THE PROBLEM: Set the listing down again exactly, please, apart from its pictures.

Begin

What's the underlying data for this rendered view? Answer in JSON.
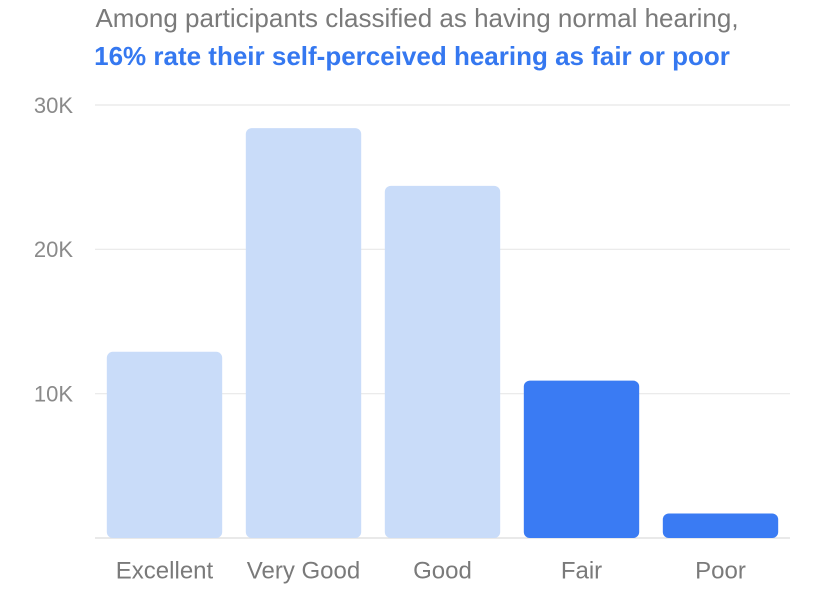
{
  "chart_data": {
    "type": "bar",
    "title": "Among participants classified as having normal hearing,",
    "subtitle": "16% rate their self-perceived hearing as fair or poor",
    "categories": [
      "Excellent",
      "Very Good",
      "Good",
      "Fair",
      "Poor"
    ],
    "values": [
      12900,
      28400,
      24400,
      10900,
      1700
    ],
    "colors": [
      "#c9dcf9",
      "#c9dcf9",
      "#c9dcf9",
      "#3a7bf3",
      "#3a7bf3"
    ],
    "ylim": [
      0,
      30000
    ],
    "yticks": [
      {
        "value": 10000,
        "label": "10K"
      },
      {
        "value": 20000,
        "label": "20K"
      },
      {
        "value": 30000,
        "label": "30K"
      }
    ],
    "grid": true
  }
}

End

SOLUTION TO THE EXERCISE:
What's the underlying data for this rendered view? Answer in JSON.
{
  "chart_data": {
    "type": "bar",
    "title": "Among participants classified as having normal hearing,",
    "subtitle": "16% rate their self-perceived hearing as fair or poor",
    "categories": [
      "Excellent",
      "Very Good",
      "Good",
      "Fair",
      "Poor"
    ],
    "values": [
      12900,
      28400,
      24400,
      10900,
      1700
    ],
    "colors": [
      "#c9dcf9",
      "#c9dcf9",
      "#c9dcf9",
      "#3a7bf3",
      "#3a7bf3"
    ],
    "ylim": [
      0,
      30000
    ],
    "yticks": [
      {
        "value": 10000,
        "label": "10K"
      },
      {
        "value": 20000,
        "label": "20K"
      },
      {
        "value": 30000,
        "label": "30K"
      }
    ],
    "grid": true
  }
}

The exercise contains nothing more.